SET TASK: Below are the records. Count the lines containing the string "that", and reply with the number alone.

AVAILABLE DATA:
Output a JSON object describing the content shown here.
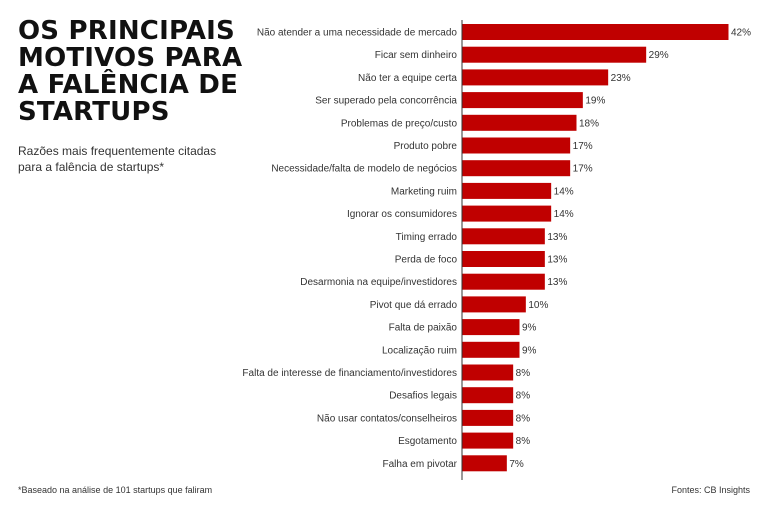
{
  "header": {
    "title": "OS PRINCIPAIS MOTIVOS PARA A FALÊNCIA DE STARTUPS",
    "subtitle": "Razões mais frequentemente citadas para a falência de startups*"
  },
  "footer": {
    "footnote": "*Baseado na análise de 101 startups que faliram",
    "source": "Fontes: CB Insights"
  },
  "colors": {
    "bar": "#c00000",
    "axis": "#333333"
  },
  "chart_data": {
    "type": "bar",
    "orientation": "horizontal",
    "categories": [
      "Não atender a uma necessidade de mercado",
      "Ficar sem dinheiro",
      "Não ter a equipe certa",
      "Ser superado pela concorrência",
      "Problemas de preço/custo",
      "Produto pobre",
      "Necessidade/falta de modelo de negócios",
      "Marketing ruim",
      "Ignorar os consumidores",
      "Timing errado",
      "Perda de foco",
      "Desarmonia na equipe/investidores",
      "Pivot que dá errado",
      "Falta de paixão",
      "Localização ruim",
      "Falta de interesse de financiamento/investidores",
      "Desafios legais",
      "Não usar contatos/conselheiros",
      "Esgotamento",
      "Falha em pivotar"
    ],
    "values": [
      42,
      29,
      23,
      19,
      18,
      17,
      17,
      14,
      14,
      13,
      13,
      13,
      10,
      9,
      9,
      8,
      8,
      8,
      8,
      7
    ],
    "value_labels": [
      "42%",
      "29%",
      "23%",
      "19%",
      "18%",
      "17%",
      "17%",
      "14%",
      "14%",
      "13%",
      "13%",
      "13%",
      "10%",
      "9%",
      "9%",
      "8%",
      "8%",
      "8%",
      "8%",
      "7%"
    ],
    "title": "OS PRINCIPAIS MOTIVOS PARA A FALÊNCIA DE STARTUPS",
    "subtitle": "Razões mais frequentemente citadas para a falência de startups*",
    "xlabel": "",
    "ylabel": "",
    "xlim": [
      0,
      42
    ],
    "grid": false,
    "legend": "none"
  }
}
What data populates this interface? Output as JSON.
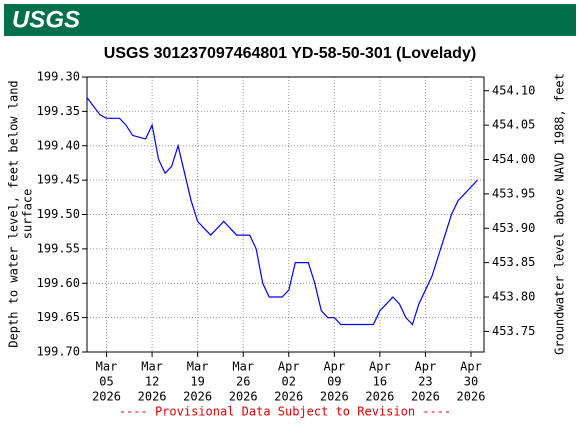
{
  "header": {
    "logo": "USGS"
  },
  "chart_data": {
    "type": "line",
    "title": "USGS 301237097464801 YD-58-50-301 (Lovelady)",
    "ylabel": [
      "Depth to water level, feet below land",
      "surface"
    ],
    "y2label": "Groundwater level above NAVD 1988, feet",
    "footnote": "---- Provisional Data Subject to Revision ----",
    "x": [
      "2026-03-02",
      "2026-03-04",
      "2026-03-05",
      "2026-03-07",
      "2026-03-08",
      "2026-03-09",
      "2026-03-11",
      "2026-03-12",
      "2026-03-13",
      "2026-03-14",
      "2026-03-15",
      "2026-03-16",
      "2026-03-17",
      "2026-03-18",
      "2026-03-19",
      "2026-03-20",
      "2026-03-21",
      "2026-03-22",
      "2026-03-23",
      "2026-03-24",
      "2026-03-25",
      "2026-03-26",
      "2026-03-27",
      "2026-03-28",
      "2026-03-29",
      "2026-03-30",
      "2026-03-31",
      "2026-04-01",
      "2026-04-02",
      "2026-04-03",
      "2026-04-04",
      "2026-04-05",
      "2026-04-06",
      "2026-04-07",
      "2026-04-08",
      "2026-04-09",
      "2026-04-10",
      "2026-04-11",
      "2026-04-12",
      "2026-04-13",
      "2026-04-14",
      "2026-04-15",
      "2026-04-16",
      "2026-04-17",
      "2026-04-18",
      "2026-04-19",
      "2026-04-20",
      "2026-04-21",
      "2026-04-22",
      "2026-04-23",
      "2026-04-24",
      "2026-04-25",
      "2026-04-26",
      "2026-04-27",
      "2026-04-28",
      "2026-04-29",
      "2026-04-30",
      "2026-05-01"
    ],
    "series": [
      {
        "name": "Depth to water level",
        "color": "#0000ff",
        "values": [
          199.33,
          199.355,
          199.36,
          199.36,
          199.37,
          199.385,
          199.39,
          199.37,
          199.42,
          199.44,
          199.43,
          199.4,
          199.44,
          199.48,
          199.51,
          199.52,
          199.53,
          199.52,
          199.51,
          199.52,
          199.53,
          199.53,
          199.53,
          199.55,
          199.6,
          199.62,
          199.62,
          199.62,
          199.61,
          199.57,
          199.57,
          199.57,
          199.6,
          199.64,
          199.65,
          199.65,
          199.66,
          199.66,
          199.66,
          199.66,
          199.66,
          199.66,
          199.64,
          199.63,
          199.62,
          199.63,
          199.65,
          199.66,
          199.63,
          199.61,
          199.59,
          199.56,
          199.53,
          199.5,
          199.48,
          199.47,
          199.46,
          199.45
        ]
      }
    ],
    "xlim": [
      "2026-03-02",
      "2026-05-02"
    ],
    "xticks": [
      {
        "value": "2026-03-05",
        "label": [
          "Mar",
          "05",
          "2026"
        ]
      },
      {
        "value": "2026-03-12",
        "label": [
          "Mar",
          "12",
          "2026"
        ]
      },
      {
        "value": "2026-03-19",
        "label": [
          "Mar",
          "19",
          "2026"
        ]
      },
      {
        "value": "2026-03-26",
        "label": [
          "Mar",
          "26",
          "2026"
        ]
      },
      {
        "value": "2026-04-02",
        "label": [
          "Apr",
          "02",
          "2026"
        ]
      },
      {
        "value": "2026-04-09",
        "label": [
          "Apr",
          "09",
          "2026"
        ]
      },
      {
        "value": "2026-04-16",
        "label": [
          "Apr",
          "16",
          "2026"
        ]
      },
      {
        "value": "2026-04-23",
        "label": [
          "Apr",
          "23",
          "2026"
        ]
      },
      {
        "value": "2026-04-30",
        "label": [
          "Apr",
          "30",
          "2026"
        ]
      }
    ],
    "ylim": [
      199.3,
      199.7
    ],
    "y_inverted": true,
    "yticks": [
      {
        "value": 199.3,
        "label": "199.30"
      },
      {
        "value": 199.35,
        "label": "199.35"
      },
      {
        "value": 199.4,
        "label": "199.40"
      },
      {
        "value": 199.45,
        "label": "199.45"
      },
      {
        "value": 199.5,
        "label": "199.50"
      },
      {
        "value": 199.55,
        "label": "199.55"
      },
      {
        "value": 199.6,
        "label": "199.60"
      },
      {
        "value": 199.65,
        "label": "199.65"
      },
      {
        "value": 199.7,
        "label": "199.70"
      }
    ],
    "y2lim": [
      453.72,
      454.12
    ],
    "y2ticks": [
      {
        "value": 454.1,
        "label": "454.10"
      },
      {
        "value": 454.05,
        "label": "454.05"
      },
      {
        "value": 454.0,
        "label": "454.00"
      },
      {
        "value": 453.95,
        "label": "453.95"
      },
      {
        "value": 453.9,
        "label": "453.90"
      },
      {
        "value": 453.85,
        "label": "453.85"
      },
      {
        "value": 453.8,
        "label": "453.80"
      },
      {
        "value": 453.75,
        "label": "453.75"
      }
    ],
    "grid": true
  }
}
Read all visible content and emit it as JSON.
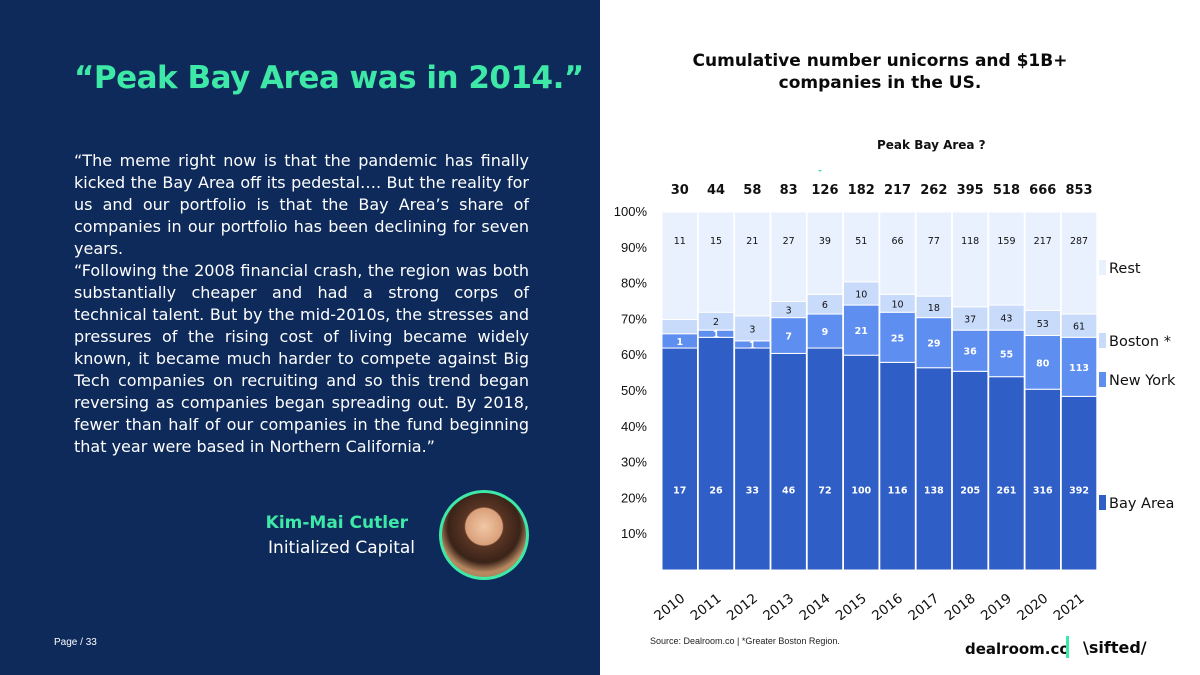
{
  "headline": "“Peak Bay Area was in 2014.”",
  "quote_1": "“The meme right now is that the pandemic has finally kicked the Bay Area off its pedestal…. But the reality for us and our portfolio is that the Bay Area’s share of companies in our portfolio has been declining for seven years.",
  "quote_2": "“Following the 2008 financial crash, the region was both substantially cheaper and had a strong corps of technical talent. But by the mid-2010s, the stresses and pressures of the rising cost of living became widely known, it became much harder to compete against Big Tech companies on recruiting and so this trend began reversing as companies began spreading out. By 2018, fewer than half of our companies in the fund beginning that year were based in Northern California.”",
  "author": {
    "name": "Kim-Mai Cutler",
    "org": "Initialized Capital"
  },
  "page_label": "Page / 33",
  "annotation": "Peak Bay Area ?",
  "source": "Source: Dealroom.co |  *Greater Boston Region.",
  "brands": {
    "dealroom": "dealroom.co",
    "sifted": "\\sifted/"
  },
  "colors": {
    "background_left": "#0d2a5b",
    "accent": "#3ee8a6",
    "bay": "#2f5ec6",
    "ny": "#5d8ef0",
    "boston": "#c9dbfb",
    "rest": "#e8f1fd"
  },
  "chart_data": {
    "type": "bar",
    "stacked": true,
    "normalized": true,
    "title": "Cumulative number unicorns and $1B+ companies in the US.",
    "categories": [
      "2010",
      "2011",
      "2012",
      "2013",
      "2014",
      "2015",
      "2016",
      "2017",
      "2018",
      "2019",
      "2020",
      "2021"
    ],
    "totals": [
      30,
      44,
      58,
      83,
      126,
      182,
      217,
      262,
      395,
      518,
      666,
      853
    ],
    "yticks": [
      "10%",
      "20%",
      "30%",
      "40%",
      "50%",
      "60%",
      "70%",
      "80%",
      "90%",
      "100%"
    ],
    "ylim": [
      0,
      100
    ],
    "legend_position": "right",
    "series": [
      {
        "name": "Bay Area",
        "color": "#2f5ec6",
        "values": [
          17,
          26,
          33,
          46,
          72,
          100,
          116,
          138,
          205,
          261,
          316,
          392
        ],
        "shares": [
          62,
          65,
          62,
          60.5,
          62,
          60,
          58,
          56.5,
          55.5,
          54,
          50.5,
          48.5
        ]
      },
      {
        "name": "New York",
        "color": "#5d8ef0",
        "values": [
          1,
          1,
          1,
          7,
          9,
          21,
          25,
          29,
          36,
          55,
          80,
          113
        ],
        "shares": [
          4,
          2,
          2,
          10,
          9.5,
          14,
          14,
          14,
          11.5,
          13,
          15,
          16.5
        ]
      },
      {
        "name": "Boston *",
        "color": "#c9dbfb",
        "values": [
          null,
          2,
          3,
          3,
          6,
          10,
          10,
          18,
          37,
          43,
          53,
          61
        ],
        "shares": [
          4,
          5,
          7,
          4.5,
          5.5,
          6.5,
          5,
          6,
          6.5,
          7,
          7,
          6.5
        ]
      },
      {
        "name": "Rest",
        "color": "#e8f1fd",
        "values": [
          11,
          15,
          21,
          27,
          39,
          51,
          66,
          77,
          118,
          159,
          217,
          287
        ],
        "shares": [
          30,
          28,
          29,
          25,
          23,
          19.5,
          23,
          23.5,
          26.5,
          26,
          27.5,
          28.5
        ]
      }
    ]
  }
}
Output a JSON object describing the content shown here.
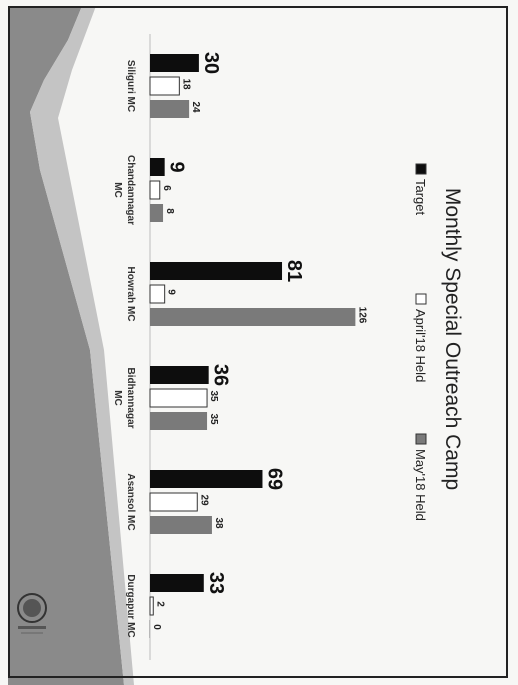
{
  "chart_data": {
    "type": "bar",
    "title": "Monthly Special Outreach Camp",
    "categories": [
      [
        "Siliguri MC"
      ],
      [
        "Chandannagar",
        "MC"
      ],
      [
        "Howrah MC"
      ],
      [
        "Bidhannagar",
        "MC"
      ],
      [
        "Asansol MC"
      ],
      [
        "Durgapur MC"
      ]
    ],
    "series": [
      {
        "name": "Target",
        "values": [
          30,
          9,
          81,
          36,
          69,
          33
        ],
        "color": "#0d0d0d"
      },
      {
        "name": "April'18 Held",
        "values": [
          18,
          6,
          9,
          35,
          29,
          2
        ],
        "color": "#ffffff"
      },
      {
        "name": "May'18 Held",
        "values": [
          24,
          8,
          126,
          35,
          38,
          0
        ],
        "color": "#7a7a7a"
      }
    ],
    "ylim": [
      0,
      130
    ],
    "legend_position": "top",
    "grid": false
  }
}
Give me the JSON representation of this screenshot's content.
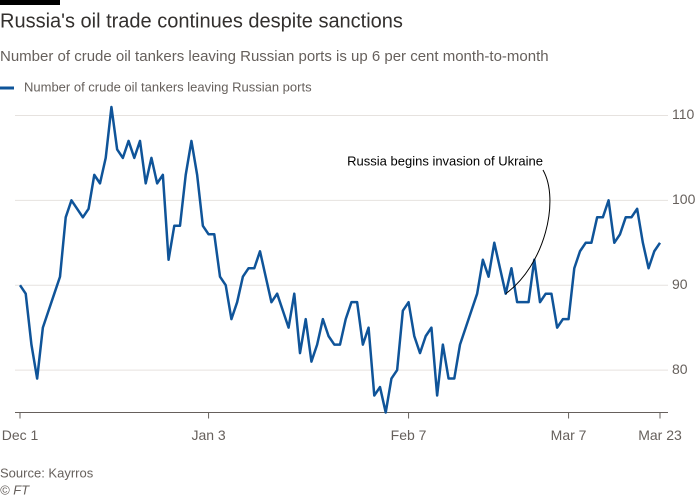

TASK ANSWER: 2